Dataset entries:
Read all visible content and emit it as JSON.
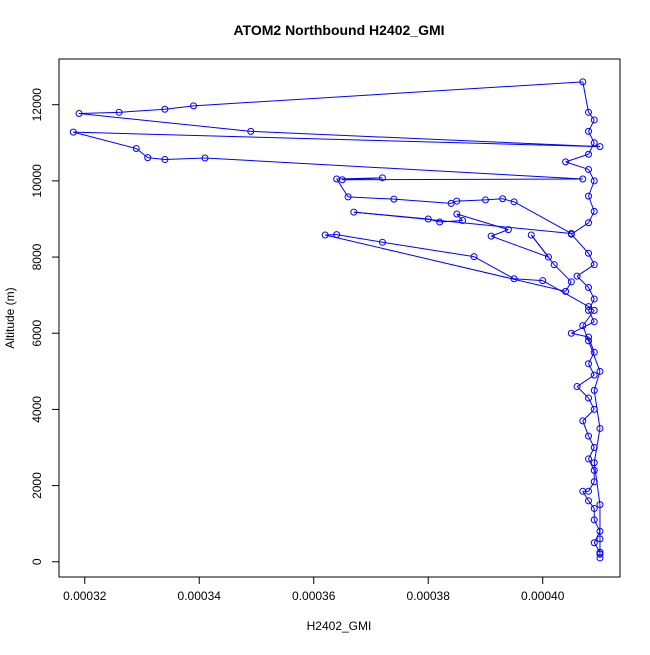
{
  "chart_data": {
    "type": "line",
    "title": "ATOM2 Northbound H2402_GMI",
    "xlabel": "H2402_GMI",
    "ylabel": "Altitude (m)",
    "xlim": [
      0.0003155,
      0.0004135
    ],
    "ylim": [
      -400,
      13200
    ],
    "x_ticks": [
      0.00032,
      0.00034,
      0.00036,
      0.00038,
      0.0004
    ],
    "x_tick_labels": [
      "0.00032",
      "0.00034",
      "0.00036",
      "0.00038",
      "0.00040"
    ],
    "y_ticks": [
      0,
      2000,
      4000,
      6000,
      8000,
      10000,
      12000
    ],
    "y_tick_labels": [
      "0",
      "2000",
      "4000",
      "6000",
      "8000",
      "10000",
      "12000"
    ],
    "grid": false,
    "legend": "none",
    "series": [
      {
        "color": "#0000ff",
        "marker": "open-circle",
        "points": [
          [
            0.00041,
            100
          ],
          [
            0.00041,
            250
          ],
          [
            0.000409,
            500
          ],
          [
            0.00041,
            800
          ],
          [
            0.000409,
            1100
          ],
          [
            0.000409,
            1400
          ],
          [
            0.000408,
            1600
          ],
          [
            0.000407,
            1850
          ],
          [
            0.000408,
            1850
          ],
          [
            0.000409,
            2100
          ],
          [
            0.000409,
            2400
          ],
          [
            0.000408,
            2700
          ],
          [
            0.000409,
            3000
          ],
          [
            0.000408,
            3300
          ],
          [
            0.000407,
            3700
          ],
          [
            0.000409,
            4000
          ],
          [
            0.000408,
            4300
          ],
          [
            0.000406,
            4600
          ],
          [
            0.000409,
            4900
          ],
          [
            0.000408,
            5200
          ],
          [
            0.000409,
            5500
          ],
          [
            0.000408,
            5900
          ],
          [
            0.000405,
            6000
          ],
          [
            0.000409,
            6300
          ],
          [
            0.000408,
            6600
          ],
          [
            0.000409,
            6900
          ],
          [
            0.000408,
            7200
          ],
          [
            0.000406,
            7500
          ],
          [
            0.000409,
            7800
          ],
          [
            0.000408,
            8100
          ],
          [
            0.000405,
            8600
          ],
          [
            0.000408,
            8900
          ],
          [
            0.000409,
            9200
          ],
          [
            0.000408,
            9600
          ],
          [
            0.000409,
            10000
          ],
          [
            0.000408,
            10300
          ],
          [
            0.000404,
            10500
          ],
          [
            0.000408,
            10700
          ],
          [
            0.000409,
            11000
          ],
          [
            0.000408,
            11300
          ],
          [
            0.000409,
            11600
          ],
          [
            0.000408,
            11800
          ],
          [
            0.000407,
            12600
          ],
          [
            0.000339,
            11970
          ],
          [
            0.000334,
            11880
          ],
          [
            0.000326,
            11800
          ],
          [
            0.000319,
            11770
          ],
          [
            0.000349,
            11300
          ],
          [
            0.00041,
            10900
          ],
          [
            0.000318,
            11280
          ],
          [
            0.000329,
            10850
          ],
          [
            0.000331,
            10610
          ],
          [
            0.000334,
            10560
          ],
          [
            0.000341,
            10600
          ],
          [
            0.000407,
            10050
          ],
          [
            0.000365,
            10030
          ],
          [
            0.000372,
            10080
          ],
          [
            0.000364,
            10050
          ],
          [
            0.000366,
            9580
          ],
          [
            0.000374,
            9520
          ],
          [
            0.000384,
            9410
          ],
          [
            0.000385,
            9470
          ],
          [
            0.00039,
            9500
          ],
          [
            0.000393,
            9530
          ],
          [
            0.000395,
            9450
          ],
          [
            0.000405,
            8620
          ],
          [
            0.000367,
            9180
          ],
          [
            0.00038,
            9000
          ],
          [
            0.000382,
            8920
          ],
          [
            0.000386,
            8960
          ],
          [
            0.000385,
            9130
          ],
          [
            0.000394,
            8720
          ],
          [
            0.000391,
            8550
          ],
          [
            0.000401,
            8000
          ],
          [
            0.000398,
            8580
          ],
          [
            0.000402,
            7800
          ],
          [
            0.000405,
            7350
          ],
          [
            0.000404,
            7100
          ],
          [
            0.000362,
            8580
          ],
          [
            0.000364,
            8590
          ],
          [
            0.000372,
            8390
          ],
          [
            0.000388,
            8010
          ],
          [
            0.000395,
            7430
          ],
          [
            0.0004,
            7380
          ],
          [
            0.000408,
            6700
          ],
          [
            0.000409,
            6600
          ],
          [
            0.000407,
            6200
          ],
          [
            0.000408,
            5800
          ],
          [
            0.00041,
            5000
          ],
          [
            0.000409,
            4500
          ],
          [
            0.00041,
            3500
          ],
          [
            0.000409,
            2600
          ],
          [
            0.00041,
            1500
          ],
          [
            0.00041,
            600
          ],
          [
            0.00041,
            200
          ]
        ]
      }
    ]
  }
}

*WORK REQUIRED*.
Copy the material exactly. Do not include the pictures.

*EXERCISE SOLUTION*.
Read all visible content and emit it as JSON.
{
  "chart_data": {
    "type": "line",
    "title": "ATOM2 Northbound H2402_GMI",
    "xlabel": "H2402_GMI",
    "ylabel": "Altitude (m)",
    "xlim": [
      0.0003155,
      0.0004135
    ],
    "ylim": [
      -400,
      13200
    ],
    "x_ticks": [
      0.00032,
      0.00034,
      0.00036,
      0.00038,
      0.0004
    ],
    "x_tick_labels": [
      "0.00032",
      "0.00034",
      "0.00036",
      "0.00038",
      "0.00040"
    ],
    "y_ticks": [
      0,
      2000,
      4000,
      6000,
      8000,
      10000,
      12000
    ],
    "y_tick_labels": [
      "0",
      "2000",
      "4000",
      "6000",
      "8000",
      "10000",
      "12000"
    ],
    "grid": false,
    "legend": "none",
    "series": [
      {
        "color": "#0000ff",
        "marker": "open-circle",
        "points": [
          [
            0.00041,
            100
          ],
          [
            0.00041,
            250
          ],
          [
            0.000409,
            500
          ],
          [
            0.00041,
            800
          ],
          [
            0.000409,
            1100
          ],
          [
            0.000409,
            1400
          ],
          [
            0.000408,
            1600
          ],
          [
            0.000407,
            1850
          ],
          [
            0.000408,
            1850
          ],
          [
            0.000409,
            2100
          ],
          [
            0.000409,
            2400
          ],
          [
            0.000408,
            2700
          ],
          [
            0.000409,
            3000
          ],
          [
            0.000408,
            3300
          ],
          [
            0.000407,
            3700
          ],
          [
            0.000409,
            4000
          ],
          [
            0.000408,
            4300
          ],
          [
            0.000406,
            4600
          ],
          [
            0.000409,
            4900
          ],
          [
            0.000408,
            5200
          ],
          [
            0.000409,
            5500
          ],
          [
            0.000408,
            5900
          ],
          [
            0.000405,
            6000
          ],
          [
            0.000409,
            6300
          ],
          [
            0.000408,
            6600
          ],
          [
            0.000409,
            6900
          ],
          [
            0.000408,
            7200
          ],
          [
            0.000406,
            7500
          ],
          [
            0.000409,
            7800
          ],
          [
            0.000408,
            8100
          ],
          [
            0.000405,
            8600
          ],
          [
            0.000408,
            8900
          ],
          [
            0.000409,
            9200
          ],
          [
            0.000408,
            9600
          ],
          [
            0.000409,
            10000
          ],
          [
            0.000408,
            10300
          ],
          [
            0.000404,
            10500
          ],
          [
            0.000408,
            10700
          ],
          [
            0.000409,
            11000
          ],
          [
            0.000408,
            11300
          ],
          [
            0.000409,
            11600
          ],
          [
            0.000408,
            11800
          ],
          [
            0.000407,
            12600
          ],
          [
            0.000339,
            11970
          ],
          [
            0.000334,
            11880
          ],
          [
            0.000326,
            11800
          ],
          [
            0.000319,
            11770
          ],
          [
            0.000349,
            11300
          ],
          [
            0.00041,
            10900
          ],
          [
            0.000318,
            11280
          ],
          [
            0.000329,
            10850
          ],
          [
            0.000331,
            10610
          ],
          [
            0.000334,
            10560
          ],
          [
            0.000341,
            10600
          ],
          [
            0.000407,
            10050
          ],
          [
            0.000365,
            10030
          ],
          [
            0.000372,
            10080
          ],
          [
            0.000364,
            10050
          ],
          [
            0.000366,
            9580
          ],
          [
            0.000374,
            9520
          ],
          [
            0.000384,
            9410
          ],
          [
            0.000385,
            9470
          ],
          [
            0.00039,
            9500
          ],
          [
            0.000393,
            9530
          ],
          [
            0.000395,
            9450
          ],
          [
            0.000405,
            8620
          ],
          [
            0.000367,
            9180
          ],
          [
            0.00038,
            9000
          ],
          [
            0.000382,
            8920
          ],
          [
            0.000386,
            8960
          ],
          [
            0.000385,
            9130
          ],
          [
            0.000394,
            8720
          ],
          [
            0.000391,
            8550
          ],
          [
            0.000401,
            8000
          ],
          [
            0.000398,
            8580
          ],
          [
            0.000402,
            7800
          ],
          [
            0.000405,
            7350
          ],
          [
            0.000404,
            7100
          ],
          [
            0.000362,
            8580
          ],
          [
            0.000364,
            8590
          ],
          [
            0.000372,
            8390
          ],
          [
            0.000388,
            8010
          ],
          [
            0.000395,
            7430
          ],
          [
            0.0004,
            7380
          ],
          [
            0.000408,
            6700
          ],
          [
            0.000409,
            6600
          ],
          [
            0.000407,
            6200
          ],
          [
            0.000408,
            5800
          ],
          [
            0.00041,
            5000
          ],
          [
            0.000409,
            4500
          ],
          [
            0.00041,
            3500
          ],
          [
            0.000409,
            2600
          ],
          [
            0.00041,
            1500
          ],
          [
            0.00041,
            600
          ],
          [
            0.00041,
            200
          ]
        ]
      }
    ]
  }
}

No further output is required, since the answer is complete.